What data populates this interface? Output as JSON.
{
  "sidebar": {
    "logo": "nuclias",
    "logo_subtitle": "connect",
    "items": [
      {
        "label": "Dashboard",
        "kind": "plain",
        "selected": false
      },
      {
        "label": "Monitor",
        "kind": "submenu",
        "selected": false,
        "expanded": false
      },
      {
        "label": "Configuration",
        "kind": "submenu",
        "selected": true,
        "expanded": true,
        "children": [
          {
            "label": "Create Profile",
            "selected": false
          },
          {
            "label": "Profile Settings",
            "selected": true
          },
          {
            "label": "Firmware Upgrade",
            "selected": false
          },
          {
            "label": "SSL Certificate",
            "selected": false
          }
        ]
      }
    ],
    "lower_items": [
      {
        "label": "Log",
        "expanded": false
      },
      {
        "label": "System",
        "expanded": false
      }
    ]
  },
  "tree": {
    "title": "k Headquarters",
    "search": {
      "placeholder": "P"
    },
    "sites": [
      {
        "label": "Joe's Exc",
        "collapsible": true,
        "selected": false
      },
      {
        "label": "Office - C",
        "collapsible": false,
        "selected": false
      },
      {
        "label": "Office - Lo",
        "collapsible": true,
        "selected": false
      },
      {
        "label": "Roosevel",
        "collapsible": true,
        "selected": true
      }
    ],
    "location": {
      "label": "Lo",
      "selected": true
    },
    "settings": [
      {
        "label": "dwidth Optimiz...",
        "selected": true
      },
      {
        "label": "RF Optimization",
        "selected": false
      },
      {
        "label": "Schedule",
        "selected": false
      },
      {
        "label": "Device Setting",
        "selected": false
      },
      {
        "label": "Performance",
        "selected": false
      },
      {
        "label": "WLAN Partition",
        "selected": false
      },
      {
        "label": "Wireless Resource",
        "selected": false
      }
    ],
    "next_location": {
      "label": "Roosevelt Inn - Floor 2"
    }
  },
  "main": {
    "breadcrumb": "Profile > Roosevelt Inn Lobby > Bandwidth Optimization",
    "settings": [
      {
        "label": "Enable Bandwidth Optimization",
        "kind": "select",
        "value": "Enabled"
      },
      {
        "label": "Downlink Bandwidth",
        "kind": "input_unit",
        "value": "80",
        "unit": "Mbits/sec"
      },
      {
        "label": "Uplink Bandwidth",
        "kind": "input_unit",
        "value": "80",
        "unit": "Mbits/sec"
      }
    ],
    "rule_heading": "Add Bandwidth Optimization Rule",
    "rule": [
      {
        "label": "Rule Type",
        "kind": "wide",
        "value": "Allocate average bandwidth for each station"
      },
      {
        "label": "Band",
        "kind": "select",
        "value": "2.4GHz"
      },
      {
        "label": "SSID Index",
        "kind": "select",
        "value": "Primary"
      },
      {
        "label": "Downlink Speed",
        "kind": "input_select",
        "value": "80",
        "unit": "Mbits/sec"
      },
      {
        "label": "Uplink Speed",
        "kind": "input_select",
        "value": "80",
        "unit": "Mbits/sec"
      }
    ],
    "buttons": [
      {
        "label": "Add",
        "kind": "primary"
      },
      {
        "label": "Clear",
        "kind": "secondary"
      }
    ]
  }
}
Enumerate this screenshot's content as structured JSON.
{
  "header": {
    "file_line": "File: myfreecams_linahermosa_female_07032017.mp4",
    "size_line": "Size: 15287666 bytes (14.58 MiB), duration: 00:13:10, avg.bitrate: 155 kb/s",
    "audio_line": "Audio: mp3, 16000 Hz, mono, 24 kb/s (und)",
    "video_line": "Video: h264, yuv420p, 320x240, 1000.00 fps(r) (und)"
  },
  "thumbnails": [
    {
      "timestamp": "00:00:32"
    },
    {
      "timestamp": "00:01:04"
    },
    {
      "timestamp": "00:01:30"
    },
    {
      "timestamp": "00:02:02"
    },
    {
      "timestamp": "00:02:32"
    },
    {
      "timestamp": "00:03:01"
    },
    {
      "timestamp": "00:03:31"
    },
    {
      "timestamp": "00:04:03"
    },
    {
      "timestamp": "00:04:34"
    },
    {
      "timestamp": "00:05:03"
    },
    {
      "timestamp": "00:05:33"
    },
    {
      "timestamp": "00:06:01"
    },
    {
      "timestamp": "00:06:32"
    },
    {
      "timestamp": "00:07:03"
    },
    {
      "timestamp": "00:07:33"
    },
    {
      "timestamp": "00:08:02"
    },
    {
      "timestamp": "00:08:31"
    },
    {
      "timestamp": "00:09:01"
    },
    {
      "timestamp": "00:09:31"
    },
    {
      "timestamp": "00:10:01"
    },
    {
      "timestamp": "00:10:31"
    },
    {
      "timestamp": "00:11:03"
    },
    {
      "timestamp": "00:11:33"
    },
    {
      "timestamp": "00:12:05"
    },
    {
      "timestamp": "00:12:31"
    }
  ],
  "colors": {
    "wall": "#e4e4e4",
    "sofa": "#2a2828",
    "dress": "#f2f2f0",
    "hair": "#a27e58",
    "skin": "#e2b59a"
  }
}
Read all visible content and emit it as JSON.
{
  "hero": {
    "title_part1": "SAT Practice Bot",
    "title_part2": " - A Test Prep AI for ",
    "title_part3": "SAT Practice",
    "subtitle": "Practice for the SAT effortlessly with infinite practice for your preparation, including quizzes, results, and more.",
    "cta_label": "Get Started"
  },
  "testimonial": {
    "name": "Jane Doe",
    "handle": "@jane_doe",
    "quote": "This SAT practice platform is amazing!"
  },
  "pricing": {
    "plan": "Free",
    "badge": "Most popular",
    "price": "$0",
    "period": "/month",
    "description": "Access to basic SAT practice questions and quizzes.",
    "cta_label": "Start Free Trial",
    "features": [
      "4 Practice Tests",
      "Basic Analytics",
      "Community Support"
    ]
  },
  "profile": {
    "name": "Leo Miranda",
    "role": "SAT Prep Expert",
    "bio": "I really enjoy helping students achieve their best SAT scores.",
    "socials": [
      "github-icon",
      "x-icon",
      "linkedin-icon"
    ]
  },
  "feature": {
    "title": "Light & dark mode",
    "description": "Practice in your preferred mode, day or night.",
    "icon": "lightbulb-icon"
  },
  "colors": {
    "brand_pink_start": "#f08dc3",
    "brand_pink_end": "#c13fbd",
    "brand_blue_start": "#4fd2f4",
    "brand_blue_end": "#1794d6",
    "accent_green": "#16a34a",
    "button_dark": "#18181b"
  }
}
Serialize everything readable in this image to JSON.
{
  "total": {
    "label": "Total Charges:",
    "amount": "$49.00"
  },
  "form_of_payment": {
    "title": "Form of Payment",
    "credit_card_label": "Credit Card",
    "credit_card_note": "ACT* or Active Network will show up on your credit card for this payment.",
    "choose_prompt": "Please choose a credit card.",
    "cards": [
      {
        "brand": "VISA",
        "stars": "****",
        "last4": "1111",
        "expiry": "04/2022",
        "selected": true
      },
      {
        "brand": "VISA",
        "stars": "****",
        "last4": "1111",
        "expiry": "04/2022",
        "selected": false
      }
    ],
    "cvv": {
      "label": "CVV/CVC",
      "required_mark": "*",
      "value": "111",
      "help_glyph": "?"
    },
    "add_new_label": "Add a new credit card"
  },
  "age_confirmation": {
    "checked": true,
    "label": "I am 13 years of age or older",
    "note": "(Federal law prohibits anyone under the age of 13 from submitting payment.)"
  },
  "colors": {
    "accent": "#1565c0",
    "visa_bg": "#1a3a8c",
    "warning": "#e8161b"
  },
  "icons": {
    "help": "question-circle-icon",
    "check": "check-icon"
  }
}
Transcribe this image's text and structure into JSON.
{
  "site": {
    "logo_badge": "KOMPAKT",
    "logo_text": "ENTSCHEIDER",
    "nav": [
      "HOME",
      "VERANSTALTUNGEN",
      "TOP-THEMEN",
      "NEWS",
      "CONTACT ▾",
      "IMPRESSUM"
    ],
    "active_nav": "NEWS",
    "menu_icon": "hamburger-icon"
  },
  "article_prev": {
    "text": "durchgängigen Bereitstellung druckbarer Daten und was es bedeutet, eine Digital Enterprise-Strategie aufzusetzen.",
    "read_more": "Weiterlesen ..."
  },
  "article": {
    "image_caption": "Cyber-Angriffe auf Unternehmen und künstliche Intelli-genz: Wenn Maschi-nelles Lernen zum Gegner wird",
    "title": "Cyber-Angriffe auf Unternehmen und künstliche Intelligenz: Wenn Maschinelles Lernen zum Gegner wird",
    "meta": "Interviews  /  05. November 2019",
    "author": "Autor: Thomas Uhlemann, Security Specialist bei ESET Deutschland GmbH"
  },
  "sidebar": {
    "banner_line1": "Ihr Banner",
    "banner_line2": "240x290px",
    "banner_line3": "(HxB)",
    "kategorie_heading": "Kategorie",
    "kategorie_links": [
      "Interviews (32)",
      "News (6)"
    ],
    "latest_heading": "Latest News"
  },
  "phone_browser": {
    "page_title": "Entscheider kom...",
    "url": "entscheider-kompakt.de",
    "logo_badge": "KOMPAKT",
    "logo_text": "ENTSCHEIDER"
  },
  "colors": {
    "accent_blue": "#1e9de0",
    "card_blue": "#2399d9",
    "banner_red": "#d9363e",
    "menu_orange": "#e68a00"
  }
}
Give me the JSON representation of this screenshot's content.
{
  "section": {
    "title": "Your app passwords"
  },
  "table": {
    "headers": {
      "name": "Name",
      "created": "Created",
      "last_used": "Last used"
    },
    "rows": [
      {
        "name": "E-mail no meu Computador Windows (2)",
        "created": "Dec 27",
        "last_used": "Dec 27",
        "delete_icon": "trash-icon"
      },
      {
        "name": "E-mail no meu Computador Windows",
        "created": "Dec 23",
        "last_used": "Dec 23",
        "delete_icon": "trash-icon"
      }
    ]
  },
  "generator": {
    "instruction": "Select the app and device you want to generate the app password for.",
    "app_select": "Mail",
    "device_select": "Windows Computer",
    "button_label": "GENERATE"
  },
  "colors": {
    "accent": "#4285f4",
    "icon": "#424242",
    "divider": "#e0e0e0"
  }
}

*What you are asked to do*
Write out every line from the entries where "Gegner" appears.

*Exercise solution*
    "image_caption": "Cyber-Angriffe auf Unternehmen und künstliche Intelli-genz: Wenn Maschi-nelles Lernen zum Gegner wird",
    "title": "Cyber-Angriffe auf Unternehmen und künstliche Intelligenz: Wenn Maschinelles Lernen zum Gegner wird",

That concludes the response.